=== DATA SHOWN ===
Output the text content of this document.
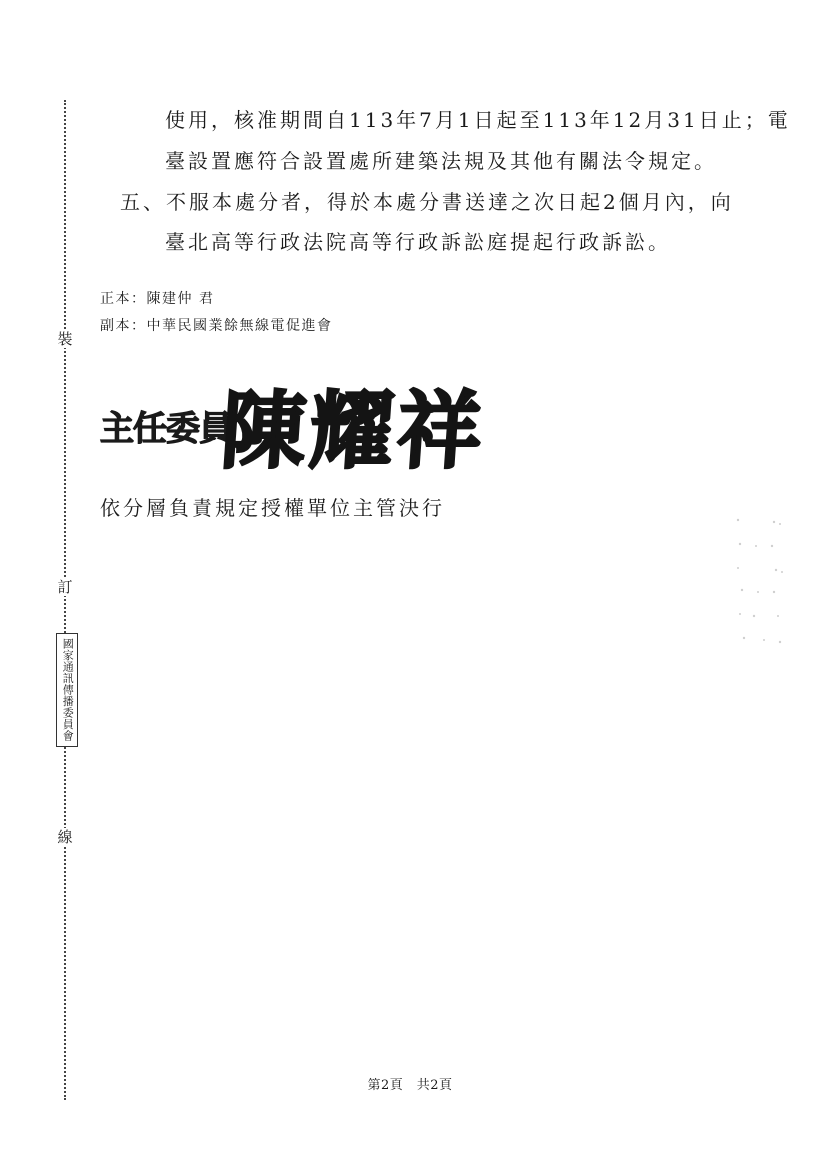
裝
訂
國家通訊傳播委員會
線
使用，核准期間自113年7月1日起至113年12月31日止；電
臺設置應符合設置處所建築法規及其他有關法令規定。
五、不服本處分者，得於本處分書送達之次日起2個月內，向
臺北高等行政法院高等行政訴訟庭提起行政訴訟。
正本：陳建仲 君
副本：中華民國業餘無線電促進會
主任委員
陳耀祥
依分層負責規定授權單位主管決行
第2頁　共2頁
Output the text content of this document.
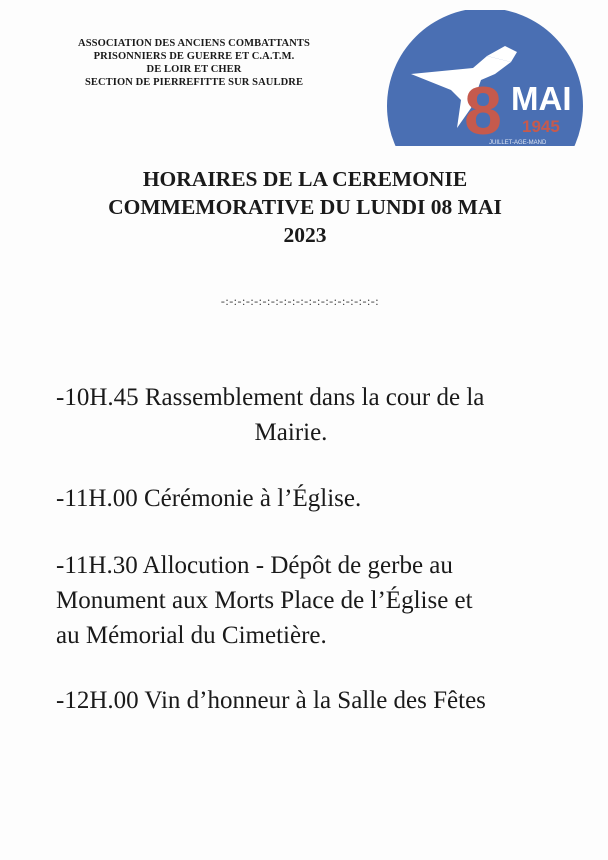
ASSOCIATION DES ANCIENS COMBATTANTS
PRISONNIERS DE GUERRE ET C.A.T.M.
DE LOIR ET CHER
SECTION DE PIERREFITTE SUR SAULDRE	8 MAI
1945
JUILLET-AGE-MAND
HORAIRES DE LA CEREMONIE
COMMEMORATIVE DU LUNDI 08 MAI
2023
-:-:-:-:-:-:-:-:-:-:-:-:-:-:-:-:-:-:-:
-10H.45 Rassemblement dans la cour de la
Mairie.
-11H.00 Cérémonie à l’Église.
-11H.30 Allocution - Dépôt de gerbe au
Monument aux Morts Place de l’Église et
au Mémorial du Cimetière.
-12H.00 Vin d’honneur à la Salle des Fêtes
===
» THE REQUEST:
Reproduce each line word for word and drop the pictures.

» EXPECTED ANSWER:
Output the text content of this document.
裝
訂
國家通訊傳播委員會
線
使用，核准期間自113年7月1日起至113年12月31日止；電
臺設置應符合設置處所建築法規及其他有關法令規定。
五、不服本處分者，得於本處分書送達之次日起2個月內，向
臺北高等行政法院高等行政訴訟庭提起行政訴訟。
正本：陳建仲 君
副本：中華民國業餘無線電促進會
主任委員
陳耀祥
依分層負責規定授權單位主管決行
第2頁　共2頁
Output the text content of this document.
ASSOCIATION DES ANCIENS COMBATTANTS
PRISONNIERS DE GUERRE ET C.A.T.M.
DE LOIR ET CHER
SECTION DE PIERREFITTE SUR SAULDRE	8 MAI
1945
JUILLET-AGE-MAND
HORAIRES DE LA CEREMONIE
COMMEMORATIVE DU LUNDI 08 MAI
2023
-:-:-:-:-:-:-:-:-:-:-:-:-:-:-:-:-:-:-:
-10H.45 Rassemblement dans la cour de la
Mairie.
-11H.00 Cérémonie à l’Église.
-11H.30 Allocution - Dépôt de gerbe au
Monument aux Morts Place de l’Église et
au Mémorial du Cimetière.
-12H.00 Vin d’honneur à la Salle des Fêtes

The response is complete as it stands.